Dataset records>

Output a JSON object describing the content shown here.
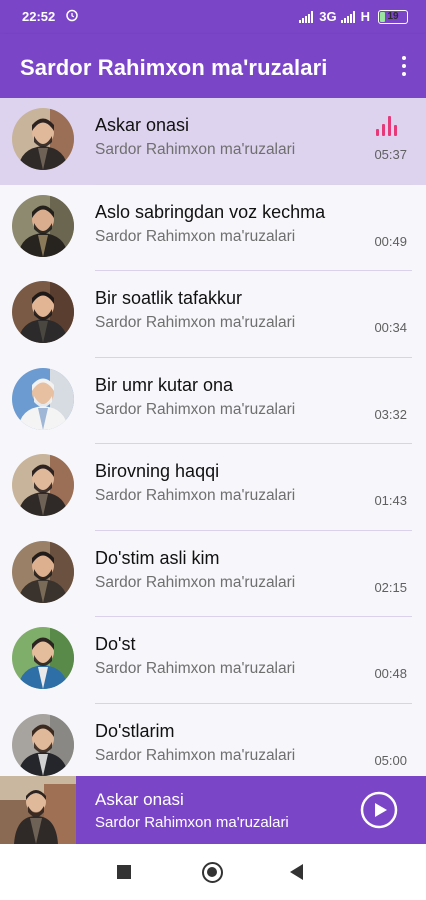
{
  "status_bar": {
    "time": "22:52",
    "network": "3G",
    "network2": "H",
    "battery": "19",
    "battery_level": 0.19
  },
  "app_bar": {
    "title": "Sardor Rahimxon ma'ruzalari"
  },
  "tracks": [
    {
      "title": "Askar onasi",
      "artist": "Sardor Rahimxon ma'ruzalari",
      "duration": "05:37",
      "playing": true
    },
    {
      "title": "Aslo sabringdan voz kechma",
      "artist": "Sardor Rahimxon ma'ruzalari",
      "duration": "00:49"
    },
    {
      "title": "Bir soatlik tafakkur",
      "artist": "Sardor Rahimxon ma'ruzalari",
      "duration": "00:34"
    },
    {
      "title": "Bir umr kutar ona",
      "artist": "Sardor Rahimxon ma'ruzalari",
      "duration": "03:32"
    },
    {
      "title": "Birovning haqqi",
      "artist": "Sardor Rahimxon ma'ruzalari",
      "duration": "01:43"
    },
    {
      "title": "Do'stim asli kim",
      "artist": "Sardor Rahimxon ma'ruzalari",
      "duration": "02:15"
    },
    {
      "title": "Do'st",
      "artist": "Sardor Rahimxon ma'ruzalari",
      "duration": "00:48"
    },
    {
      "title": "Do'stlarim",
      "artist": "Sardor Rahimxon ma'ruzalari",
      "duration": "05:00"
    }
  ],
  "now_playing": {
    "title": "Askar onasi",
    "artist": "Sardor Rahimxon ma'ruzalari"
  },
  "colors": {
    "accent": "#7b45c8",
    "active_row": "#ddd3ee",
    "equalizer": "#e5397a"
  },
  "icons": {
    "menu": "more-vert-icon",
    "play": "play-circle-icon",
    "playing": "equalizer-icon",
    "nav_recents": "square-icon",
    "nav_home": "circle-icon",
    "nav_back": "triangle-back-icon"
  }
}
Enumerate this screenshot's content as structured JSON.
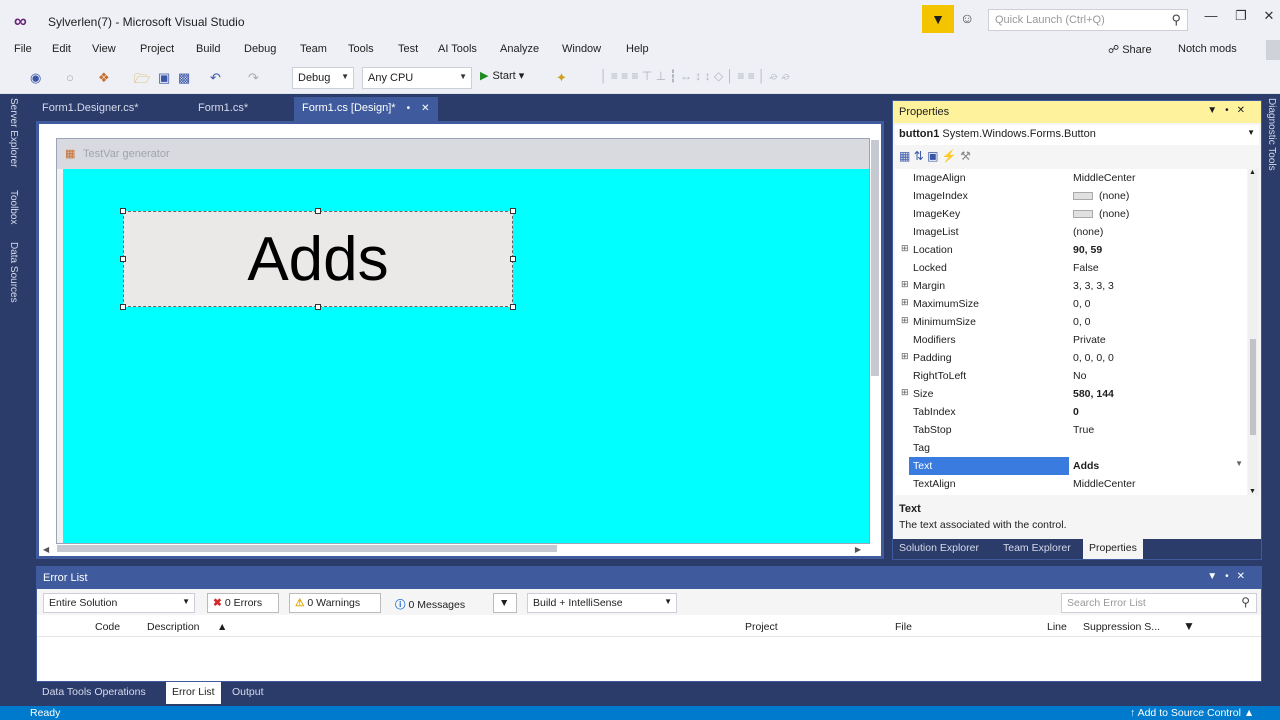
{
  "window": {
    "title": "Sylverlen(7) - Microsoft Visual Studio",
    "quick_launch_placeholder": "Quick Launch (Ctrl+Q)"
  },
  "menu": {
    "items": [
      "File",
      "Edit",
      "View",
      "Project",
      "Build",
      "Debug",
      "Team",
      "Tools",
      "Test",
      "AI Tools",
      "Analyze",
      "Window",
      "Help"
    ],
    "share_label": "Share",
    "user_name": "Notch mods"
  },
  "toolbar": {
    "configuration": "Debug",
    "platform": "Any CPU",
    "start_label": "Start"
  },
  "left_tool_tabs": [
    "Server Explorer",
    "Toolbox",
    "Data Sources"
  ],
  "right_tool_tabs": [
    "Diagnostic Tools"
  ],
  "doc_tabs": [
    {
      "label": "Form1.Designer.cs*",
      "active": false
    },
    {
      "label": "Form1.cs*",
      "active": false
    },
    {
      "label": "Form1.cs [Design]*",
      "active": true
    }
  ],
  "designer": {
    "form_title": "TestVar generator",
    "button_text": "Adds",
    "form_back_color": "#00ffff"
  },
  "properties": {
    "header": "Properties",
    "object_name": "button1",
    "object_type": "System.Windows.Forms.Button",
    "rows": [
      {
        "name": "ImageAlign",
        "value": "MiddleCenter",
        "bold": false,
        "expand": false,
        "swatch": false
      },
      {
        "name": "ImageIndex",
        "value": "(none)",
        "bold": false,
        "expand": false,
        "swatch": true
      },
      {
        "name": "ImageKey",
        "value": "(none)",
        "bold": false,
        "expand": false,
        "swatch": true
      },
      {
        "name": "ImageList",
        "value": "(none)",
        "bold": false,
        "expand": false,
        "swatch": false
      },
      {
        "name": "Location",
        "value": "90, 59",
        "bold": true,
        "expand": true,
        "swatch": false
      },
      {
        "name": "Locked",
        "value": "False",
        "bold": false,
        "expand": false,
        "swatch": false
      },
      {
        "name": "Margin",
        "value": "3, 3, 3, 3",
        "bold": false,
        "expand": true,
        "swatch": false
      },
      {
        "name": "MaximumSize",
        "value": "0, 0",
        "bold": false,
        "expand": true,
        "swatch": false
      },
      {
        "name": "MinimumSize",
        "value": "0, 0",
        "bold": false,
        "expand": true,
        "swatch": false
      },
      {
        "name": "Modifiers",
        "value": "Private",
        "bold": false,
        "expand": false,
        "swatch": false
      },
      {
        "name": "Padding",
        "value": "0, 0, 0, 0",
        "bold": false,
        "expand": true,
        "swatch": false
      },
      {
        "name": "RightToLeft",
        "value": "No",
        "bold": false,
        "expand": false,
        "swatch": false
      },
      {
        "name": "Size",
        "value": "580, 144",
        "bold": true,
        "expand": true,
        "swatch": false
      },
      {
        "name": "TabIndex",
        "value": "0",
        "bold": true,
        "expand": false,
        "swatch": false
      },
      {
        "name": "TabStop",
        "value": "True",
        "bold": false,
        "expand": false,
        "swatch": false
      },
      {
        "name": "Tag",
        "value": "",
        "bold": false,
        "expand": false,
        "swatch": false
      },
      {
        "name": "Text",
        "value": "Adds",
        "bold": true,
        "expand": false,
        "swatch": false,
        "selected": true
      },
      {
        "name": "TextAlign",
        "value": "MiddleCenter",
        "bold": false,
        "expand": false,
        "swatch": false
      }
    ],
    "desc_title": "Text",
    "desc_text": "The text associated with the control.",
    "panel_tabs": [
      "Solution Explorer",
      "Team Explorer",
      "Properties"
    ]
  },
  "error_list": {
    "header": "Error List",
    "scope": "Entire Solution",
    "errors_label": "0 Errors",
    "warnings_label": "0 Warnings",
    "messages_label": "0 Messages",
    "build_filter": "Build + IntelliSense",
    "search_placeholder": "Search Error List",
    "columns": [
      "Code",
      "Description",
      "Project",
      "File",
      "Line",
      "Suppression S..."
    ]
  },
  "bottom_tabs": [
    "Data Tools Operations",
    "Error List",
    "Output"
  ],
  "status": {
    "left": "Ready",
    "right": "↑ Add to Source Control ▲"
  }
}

* * *

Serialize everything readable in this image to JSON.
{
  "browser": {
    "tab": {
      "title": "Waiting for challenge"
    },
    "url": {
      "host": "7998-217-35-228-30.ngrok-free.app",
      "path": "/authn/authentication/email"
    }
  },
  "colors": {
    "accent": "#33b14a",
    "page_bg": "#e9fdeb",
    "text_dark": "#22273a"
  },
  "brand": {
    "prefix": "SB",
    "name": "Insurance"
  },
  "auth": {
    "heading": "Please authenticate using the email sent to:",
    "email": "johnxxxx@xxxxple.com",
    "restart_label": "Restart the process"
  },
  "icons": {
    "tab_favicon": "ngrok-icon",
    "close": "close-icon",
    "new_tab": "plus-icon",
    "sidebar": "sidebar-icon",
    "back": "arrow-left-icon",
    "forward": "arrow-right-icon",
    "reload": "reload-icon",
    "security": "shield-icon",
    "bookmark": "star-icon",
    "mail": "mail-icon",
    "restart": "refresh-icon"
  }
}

==

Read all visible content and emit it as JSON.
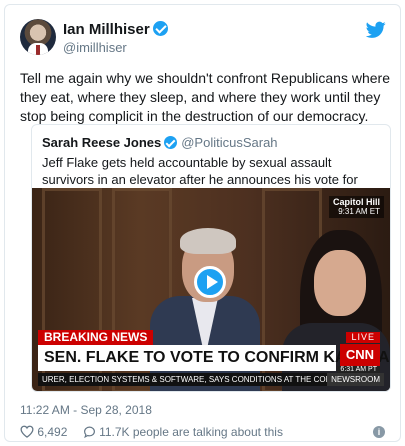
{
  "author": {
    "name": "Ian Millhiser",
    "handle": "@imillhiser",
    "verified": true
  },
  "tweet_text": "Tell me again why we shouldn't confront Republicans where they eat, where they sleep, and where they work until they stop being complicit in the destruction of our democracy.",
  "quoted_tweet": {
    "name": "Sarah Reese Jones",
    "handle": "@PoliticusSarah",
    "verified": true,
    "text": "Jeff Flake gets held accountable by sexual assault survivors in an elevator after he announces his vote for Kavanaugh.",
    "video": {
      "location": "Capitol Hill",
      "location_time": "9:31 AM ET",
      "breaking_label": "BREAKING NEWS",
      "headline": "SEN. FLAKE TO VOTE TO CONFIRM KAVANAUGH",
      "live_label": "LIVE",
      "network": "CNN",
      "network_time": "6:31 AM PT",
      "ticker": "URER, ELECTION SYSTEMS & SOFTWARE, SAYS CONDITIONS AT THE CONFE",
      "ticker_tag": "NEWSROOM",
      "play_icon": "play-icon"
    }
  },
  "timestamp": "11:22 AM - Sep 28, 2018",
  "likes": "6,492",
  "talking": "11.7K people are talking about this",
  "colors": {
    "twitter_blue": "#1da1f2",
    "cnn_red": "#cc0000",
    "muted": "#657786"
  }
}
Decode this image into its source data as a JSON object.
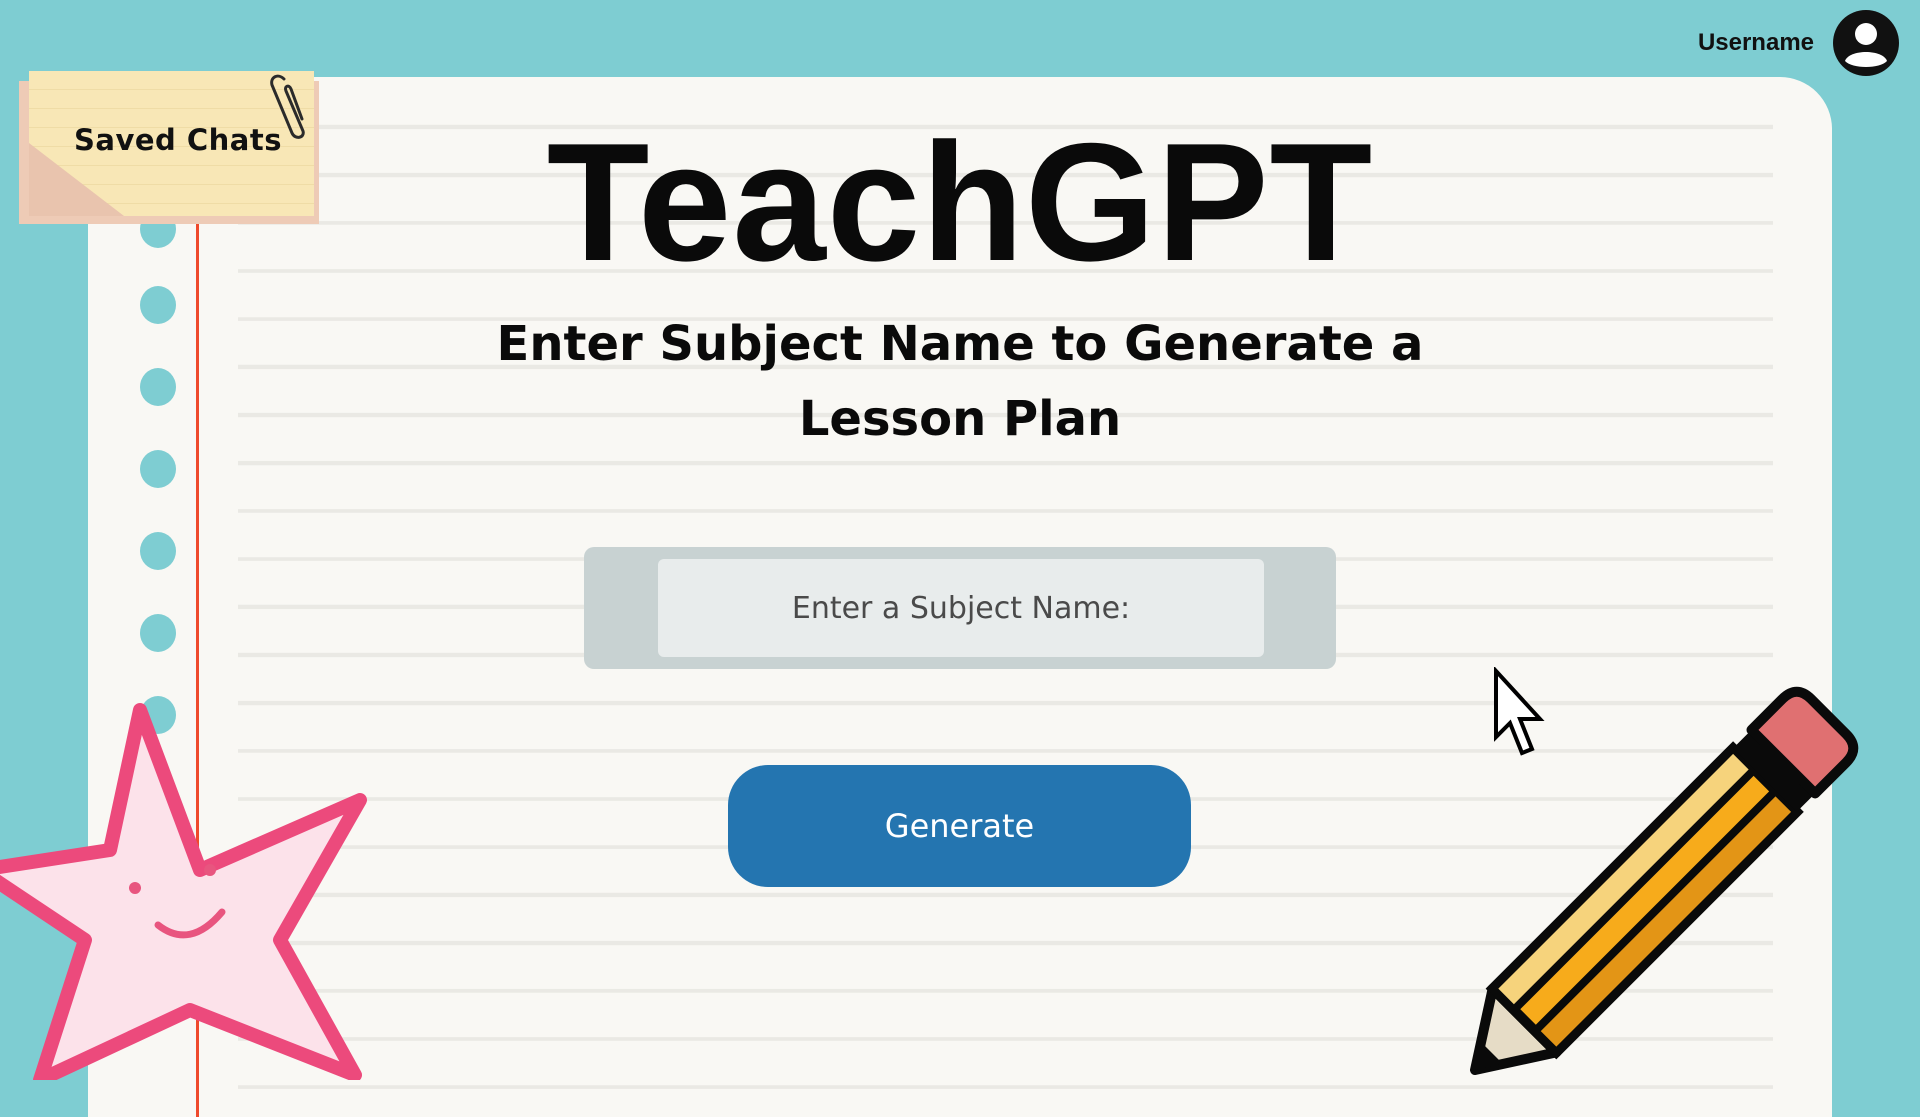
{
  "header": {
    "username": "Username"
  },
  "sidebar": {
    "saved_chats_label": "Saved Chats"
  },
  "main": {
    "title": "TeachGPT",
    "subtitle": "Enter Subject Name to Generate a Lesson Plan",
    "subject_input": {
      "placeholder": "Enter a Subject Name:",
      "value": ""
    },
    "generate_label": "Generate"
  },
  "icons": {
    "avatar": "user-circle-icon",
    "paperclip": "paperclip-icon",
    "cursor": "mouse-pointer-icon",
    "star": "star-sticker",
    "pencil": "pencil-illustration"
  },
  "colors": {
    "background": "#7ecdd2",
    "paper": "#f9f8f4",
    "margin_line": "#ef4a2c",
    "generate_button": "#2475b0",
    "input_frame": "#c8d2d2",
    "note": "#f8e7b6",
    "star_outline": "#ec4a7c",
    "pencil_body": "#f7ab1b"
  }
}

EXERCISE DIRECTIONS> Of the lines above, how many contain the string "circle"? Only the number is required.

FINAL RESULT> 3